• _Exercise details_:
Skip any picture you find and retype all the remaining lines exactly.

** START OF Records for processing **

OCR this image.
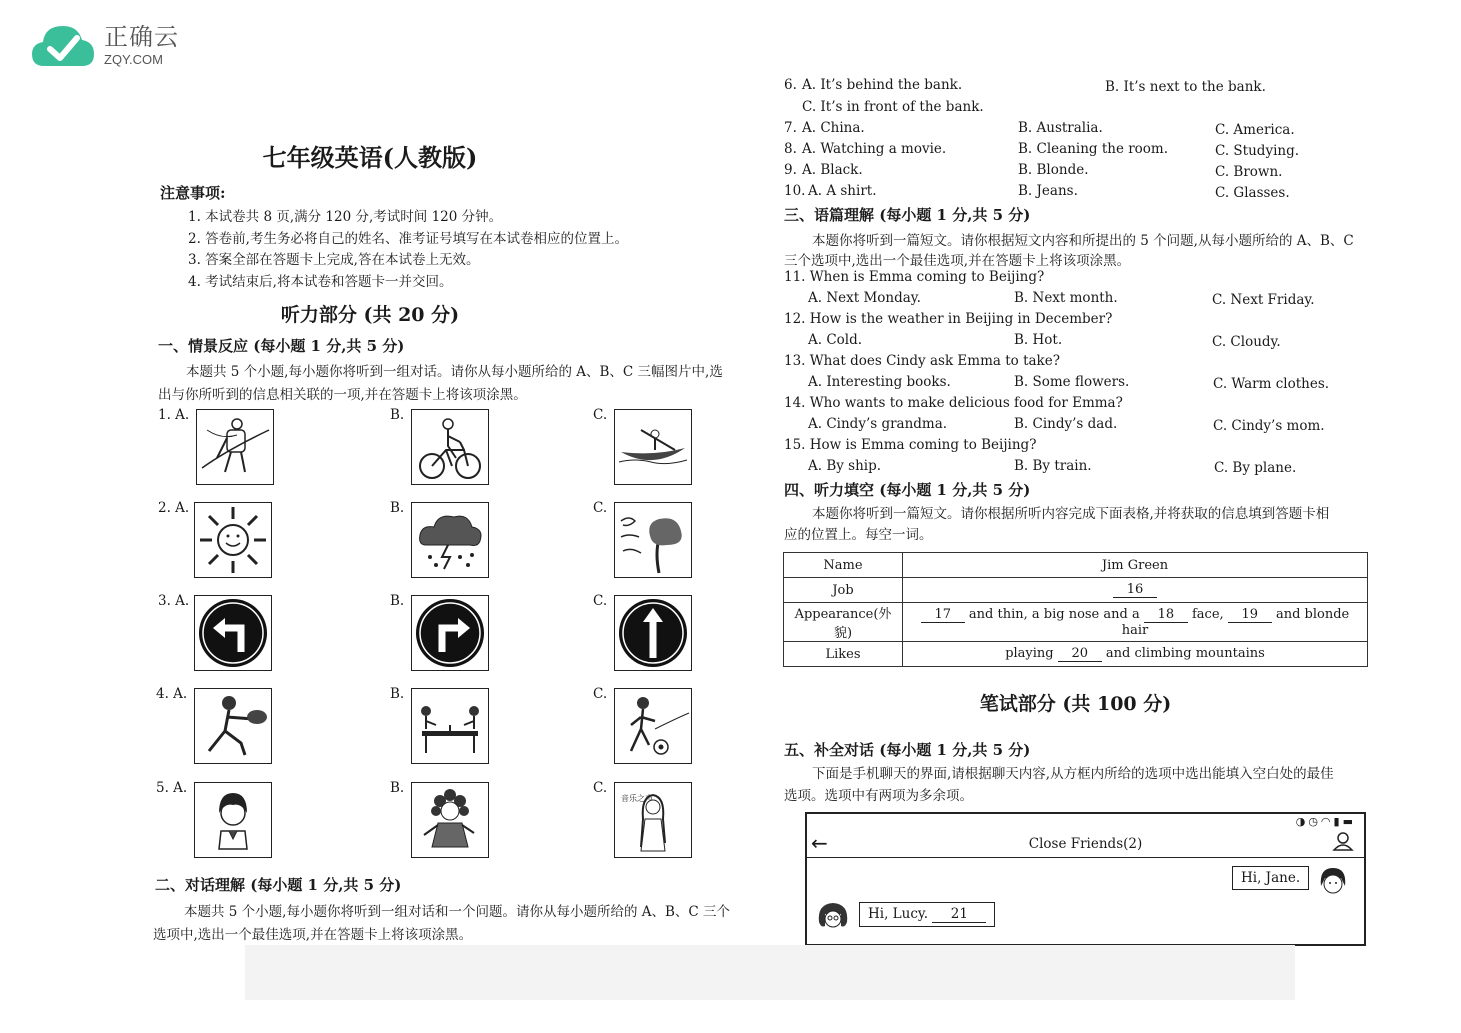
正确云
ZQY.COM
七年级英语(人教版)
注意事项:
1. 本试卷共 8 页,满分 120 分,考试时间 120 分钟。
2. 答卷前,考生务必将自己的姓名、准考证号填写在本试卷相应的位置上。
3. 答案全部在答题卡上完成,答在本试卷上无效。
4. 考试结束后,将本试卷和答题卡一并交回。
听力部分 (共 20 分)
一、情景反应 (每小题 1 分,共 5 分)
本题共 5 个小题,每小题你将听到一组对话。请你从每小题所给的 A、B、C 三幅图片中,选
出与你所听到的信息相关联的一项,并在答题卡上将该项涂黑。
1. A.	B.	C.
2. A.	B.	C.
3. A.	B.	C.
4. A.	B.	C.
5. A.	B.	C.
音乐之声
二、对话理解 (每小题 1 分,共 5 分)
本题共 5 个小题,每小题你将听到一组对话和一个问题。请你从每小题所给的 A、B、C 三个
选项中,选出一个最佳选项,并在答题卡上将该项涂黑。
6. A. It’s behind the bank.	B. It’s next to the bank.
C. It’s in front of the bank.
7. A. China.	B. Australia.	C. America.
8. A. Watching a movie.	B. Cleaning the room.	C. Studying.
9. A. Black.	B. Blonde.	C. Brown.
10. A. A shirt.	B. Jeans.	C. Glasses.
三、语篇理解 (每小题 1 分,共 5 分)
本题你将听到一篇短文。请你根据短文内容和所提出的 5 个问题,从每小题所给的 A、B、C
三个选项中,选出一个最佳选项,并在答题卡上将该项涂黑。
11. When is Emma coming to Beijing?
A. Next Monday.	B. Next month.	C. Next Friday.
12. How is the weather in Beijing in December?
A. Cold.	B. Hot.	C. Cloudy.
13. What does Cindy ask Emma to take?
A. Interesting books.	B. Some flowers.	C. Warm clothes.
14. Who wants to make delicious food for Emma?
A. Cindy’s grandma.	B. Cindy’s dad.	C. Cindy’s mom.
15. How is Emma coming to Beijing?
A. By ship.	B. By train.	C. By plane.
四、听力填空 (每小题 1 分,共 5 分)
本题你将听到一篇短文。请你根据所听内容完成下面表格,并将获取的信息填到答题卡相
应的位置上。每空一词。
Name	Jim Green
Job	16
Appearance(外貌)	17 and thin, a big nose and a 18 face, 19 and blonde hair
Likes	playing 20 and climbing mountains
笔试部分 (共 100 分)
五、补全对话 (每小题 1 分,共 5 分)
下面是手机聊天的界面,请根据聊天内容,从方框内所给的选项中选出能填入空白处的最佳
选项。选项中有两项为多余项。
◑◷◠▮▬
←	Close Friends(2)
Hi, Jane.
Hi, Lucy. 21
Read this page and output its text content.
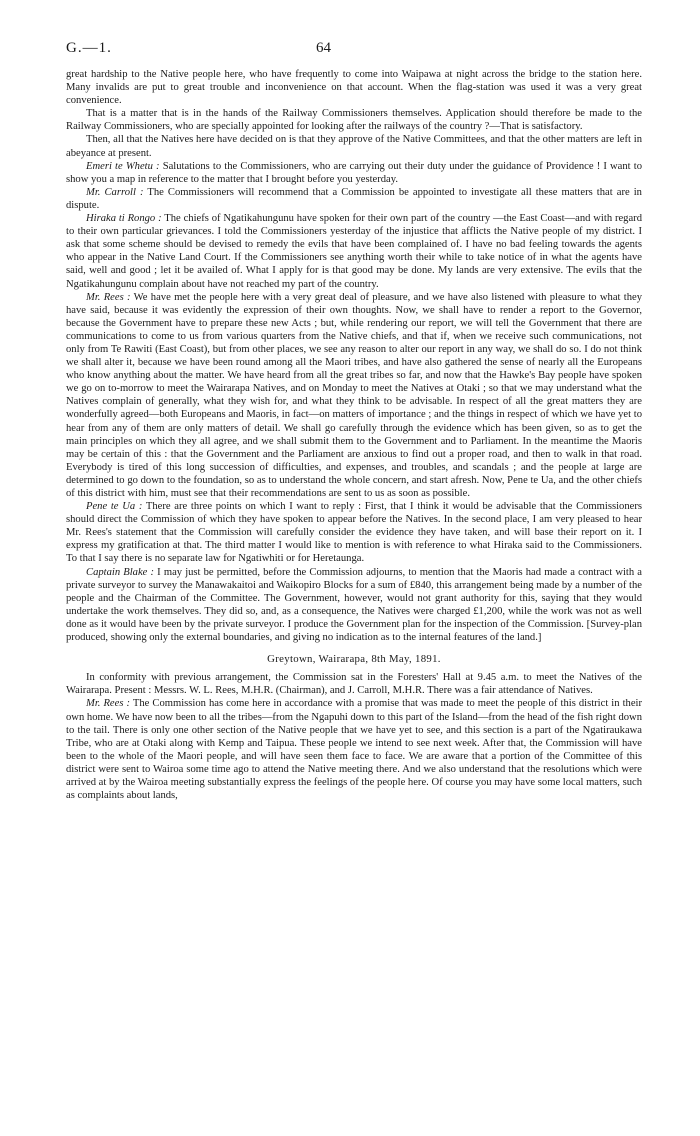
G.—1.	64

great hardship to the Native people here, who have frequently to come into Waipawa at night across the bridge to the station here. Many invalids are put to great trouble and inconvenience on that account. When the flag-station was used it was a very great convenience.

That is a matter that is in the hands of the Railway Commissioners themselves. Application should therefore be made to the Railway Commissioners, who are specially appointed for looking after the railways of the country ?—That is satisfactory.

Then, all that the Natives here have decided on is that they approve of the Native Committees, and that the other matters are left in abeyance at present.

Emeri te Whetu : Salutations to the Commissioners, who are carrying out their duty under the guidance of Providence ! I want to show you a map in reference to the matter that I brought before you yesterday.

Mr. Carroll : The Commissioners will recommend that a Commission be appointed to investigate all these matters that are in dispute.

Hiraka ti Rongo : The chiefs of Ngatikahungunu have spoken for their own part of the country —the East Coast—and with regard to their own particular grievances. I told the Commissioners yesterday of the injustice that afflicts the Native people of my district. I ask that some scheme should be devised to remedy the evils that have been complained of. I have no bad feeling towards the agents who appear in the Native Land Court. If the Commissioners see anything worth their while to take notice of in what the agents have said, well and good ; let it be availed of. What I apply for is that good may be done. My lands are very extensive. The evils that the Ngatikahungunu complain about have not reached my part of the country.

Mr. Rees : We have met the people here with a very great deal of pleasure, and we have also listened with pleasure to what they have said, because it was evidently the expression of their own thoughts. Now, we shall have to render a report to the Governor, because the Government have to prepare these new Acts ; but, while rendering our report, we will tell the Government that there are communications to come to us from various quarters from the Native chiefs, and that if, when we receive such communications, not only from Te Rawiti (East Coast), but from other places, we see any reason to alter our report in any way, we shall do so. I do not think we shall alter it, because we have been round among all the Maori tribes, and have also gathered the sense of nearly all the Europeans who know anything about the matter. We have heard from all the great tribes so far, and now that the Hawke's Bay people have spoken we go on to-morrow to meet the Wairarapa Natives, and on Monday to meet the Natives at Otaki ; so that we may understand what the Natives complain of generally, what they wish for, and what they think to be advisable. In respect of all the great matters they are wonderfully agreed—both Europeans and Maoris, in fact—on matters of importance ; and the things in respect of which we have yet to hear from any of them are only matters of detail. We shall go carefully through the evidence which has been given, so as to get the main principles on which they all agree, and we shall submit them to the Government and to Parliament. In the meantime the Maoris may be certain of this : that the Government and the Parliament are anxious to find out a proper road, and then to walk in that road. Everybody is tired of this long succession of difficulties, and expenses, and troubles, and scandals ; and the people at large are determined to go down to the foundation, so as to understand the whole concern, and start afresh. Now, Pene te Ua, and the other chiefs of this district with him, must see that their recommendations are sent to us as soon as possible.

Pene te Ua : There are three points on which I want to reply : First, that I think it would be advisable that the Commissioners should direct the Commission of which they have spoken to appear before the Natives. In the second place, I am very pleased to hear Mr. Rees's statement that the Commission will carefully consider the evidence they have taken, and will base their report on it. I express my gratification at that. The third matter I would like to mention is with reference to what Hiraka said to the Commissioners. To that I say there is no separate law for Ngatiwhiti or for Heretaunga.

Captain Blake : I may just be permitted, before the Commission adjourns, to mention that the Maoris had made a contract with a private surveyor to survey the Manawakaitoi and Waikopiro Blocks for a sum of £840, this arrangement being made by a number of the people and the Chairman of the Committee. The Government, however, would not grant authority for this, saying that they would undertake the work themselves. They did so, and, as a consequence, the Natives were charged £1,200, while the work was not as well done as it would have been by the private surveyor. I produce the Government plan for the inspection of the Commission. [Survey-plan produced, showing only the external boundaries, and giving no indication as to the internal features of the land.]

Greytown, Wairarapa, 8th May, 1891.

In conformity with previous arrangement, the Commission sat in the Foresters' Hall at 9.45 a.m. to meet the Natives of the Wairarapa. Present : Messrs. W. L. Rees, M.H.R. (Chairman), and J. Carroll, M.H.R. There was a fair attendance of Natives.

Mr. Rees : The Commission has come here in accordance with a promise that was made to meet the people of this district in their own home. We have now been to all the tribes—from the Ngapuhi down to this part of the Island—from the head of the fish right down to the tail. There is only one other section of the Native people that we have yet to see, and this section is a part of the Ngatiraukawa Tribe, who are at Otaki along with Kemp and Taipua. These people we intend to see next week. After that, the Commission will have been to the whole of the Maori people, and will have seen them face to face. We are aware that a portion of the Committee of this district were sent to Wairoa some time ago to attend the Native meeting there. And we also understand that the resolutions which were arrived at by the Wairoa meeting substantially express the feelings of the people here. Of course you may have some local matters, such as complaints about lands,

** END OF Records for processing **

• _Finished answer_:
OCR this image.
正确云
ZQY.COM
七年级英语(人教版)
注意事项:
1. 本试卷共 8 页,满分 120 分,考试时间 120 分钟。
2. 答卷前,考生务必将自己的姓名、准考证号填写在本试卷相应的位置上。
3. 答案全部在答题卡上完成,答在本试卷上无效。
4. 考试结束后,将本试卷和答题卡一并交回。
听力部分 (共 20 分)
一、情景反应 (每小题 1 分,共 5 分)
本题共 5 个小题,每小题你将听到一组对话。请你从每小题所给的 A、B、C 三幅图片中,选
出与你所听到的信息相关联的一项,并在答题卡上将该项涂黑。
1. A.	B.	C.
2. A.	B.	C.
3. A.	B.	C.
4. A.	B.	C.
5. A.	B.	C.
音乐之声
二、对话理解 (每小题 1 分,共 5 分)
本题共 5 个小题,每小题你将听到一组对话和一个问题。请你从每小题所给的 A、B、C 三个
选项中,选出一个最佳选项,并在答题卡上将该项涂黑。
6. A. It’s behind the bank.	B. It’s next to the bank.
C. It’s in front of the bank.
7. A. China.	B. Australia.	C. America.
8. A. Watching a movie.	B. Cleaning the room.	C. Studying.
9. A. Black.	B. Blonde.	C. Brown.
10. A. A shirt.	B. Jeans.	C. Glasses.
三、语篇理解 (每小题 1 分,共 5 分)
本题你将听到一篇短文。请你根据短文内容和所提出的 5 个问题,从每小题所给的 A、B、C
三个选项中,选出一个最佳选项,并在答题卡上将该项涂黑。
11. When is Emma coming to Beijing?
A. Next Monday.	B. Next month.	C. Next Friday.
12. How is the weather in Beijing in December?
A. Cold.	B. Hot.	C. Cloudy.
13. What does Cindy ask Emma to take?
A. Interesting books.	B. Some flowers.	C. Warm clothes.
14. Who wants to make delicious food for Emma?
A. Cindy’s grandma.	B. Cindy’s dad.	C. Cindy’s mom.
15. How is Emma coming to Beijing?
A. By ship.	B. By train.	C. By plane.
四、听力填空 (每小题 1 分,共 5 分)
本题你将听到一篇短文。请你根据所听内容完成下面表格,并将获取的信息填到答题卡相
应的位置上。每空一词。
Name	Jim Green
Job	16
Appearance(外貌)	17 and thin, a big nose and a 18 face, 19 and blonde hair
Likes	playing 20 and climbing mountains
笔试部分 (共 100 分)
五、补全对话 (每小题 1 分,共 5 分)
下面是手机聊天的界面,请根据聊天内容,从方框内所给的选项中选出能填入空白处的最佳
选项。选项中有两项为多余项。
◑◷◠▮▬
←	Close Friends(2)
Hi, Jane.
Hi, Lucy. 21
Read this page and output its text content.
G.—1.	64

great hardship to the Native people here, who have frequently to come into Waipawa at night across the bridge to the station here. Many invalids are put to great trouble and inconvenience on that account. When the flag-station was used it was a very great convenience.

That is a matter that is in the hands of the Railway Commissioners themselves. Application should therefore be made to the Railway Commissioners, who are specially appointed for looking after the railways of the country ?—That is satisfactory.

Then, all that the Natives here have decided on is that they approve of the Native Committees, and that the other matters are left in abeyance at present.

Emeri te Whetu : Salutations to the Commissioners, who are carrying out their duty under the guidance of Providence ! I want to show you a map in reference to the matter that I brought before you yesterday.

Mr. Carroll : The Commissioners will recommend that a Commission be appointed to investigate all these matters that are in dispute.

Hiraka ti Rongo : The chiefs of Ngatikahungunu have spoken for their own part of the country —the East Coast—and with regard to their own particular grievances. I told the Commissioners yesterday of the injustice that afflicts the Native people of my district. I ask that some scheme should be devised to remedy the evils that have been complained of. I have no bad feeling towards the agents who appear in the Native Land Court. If the Commissioners see anything worth their while to take notice of in what the agents have said, well and good ; let it be availed of. What I apply for is that good may be done. My lands are very extensive. The evils that the Ngatikahungunu complain about have not reached my part of the country.

Mr. Rees : We have met the people here with a very great deal of pleasure, and we have also listened with pleasure to what they have said, because it was evidently the expression of their own thoughts. Now, we shall have to render a report to the Governor, because the Government have to prepare these new Acts ; but, while rendering our report, we will tell the Government that there are communications to come to us from various quarters from the Native chiefs, and that if, when we receive such communications, not only from Te Rawiti (East Coast), but from other places, we see any reason to alter our report in any way, we shall do so. I do not think we shall alter it, because we have been round among all the Maori tribes, and have also gathered the sense of nearly all the Europeans who know anything about the matter. We have heard from all the great tribes so far, and now that the Hawke's Bay people have spoken we go on to-morrow to meet the Wairarapa Natives, and on Monday to meet the Natives at Otaki ; so that we may understand what the Natives complain of generally, what they wish for, and what they think to be advisable. In respect of all the great matters they are wonderfully agreed—both Europeans and Maoris, in fact—on matters of importance ; and the things in respect of which we have yet to hear from any of them are only matters of detail. We shall go carefully through the evidence which has been given, so as to get the main principles on which they all agree, and we shall submit them to the Government and to Parliament. In the meantime the Maoris may be certain of this : that the Government and the Parliament are anxious to find out a proper road, and then to walk in that road. Everybody is tired of this long succession of difficulties, and expenses, and troubles, and scandals ; and the people at large are determined to go down to the foundation, so as to understand the whole concern, and start afresh. Now, Pene te Ua, and the other chiefs of this district with him, must see that their recommendations are sent to us as soon as possible.

Pene te Ua : There are three points on which I want to reply : First, that I think it would be advisable that the Commissioners should direct the Commission of which they have spoken to appear before the Natives. In the second place, I am very pleased to hear Mr. Rees's statement that the Commission will carefully consider the evidence they have taken, and will base their report on it. I express my gratification at that. The third matter I would like to mention is with reference to what Hiraka said to the Commissioners. To that I say there is no separate law for Ngatiwhiti or for Heretaunga.

Captain Blake : I may just be permitted, before the Commission adjourns, to mention that the Maoris had made a contract with a private surveyor to survey the Manawakaitoi and Waikopiro Blocks for a sum of £840, this arrangement being made by a number of the people and the Chairman of the Committee. The Government, however, would not grant authority for this, saying that they would undertake the work themselves. They did so, and, as a consequence, the Natives were charged £1,200, while the work was not as well done as it would have been by the private surveyor. I produce the Government plan for the inspection of the Commission. [Survey-plan produced, showing only the external boundaries, and giving no indication as to the internal features of the land.]

Greytown, Wairarapa, 8th May, 1891.

In conformity with previous arrangement, the Commission sat in the Foresters' Hall at 9.45 a.m. to meet the Natives of the Wairarapa. Present : Messrs. W. L. Rees, M.H.R. (Chairman), and J. Carroll, M.H.R. There was a fair attendance of Natives.

Mr. Rees : The Commission has come here in accordance with a promise that was made to meet the people of this district in their own home. We have now been to all the tribes—from the Ngapuhi down to this part of the Island—from the head of the fish right down to the tail. There is only one other section of the Native people that we have yet to see, and this section is a part of the Ngatiraukawa Tribe, who are at Otaki along with Kemp and Taipua. These people we intend to see next week. After that, the Commission will have been to the whole of the Maori people, and will have seen them face to face. We are aware that a portion of the Committee of this district were sent to Wairoa some time ago to attend the Native meeting there. And we also understand that the resolutions which were arrived at by the Wairoa meeting substantially express the feelings of the people here. Of course you may have some local matters, such as complaints about lands,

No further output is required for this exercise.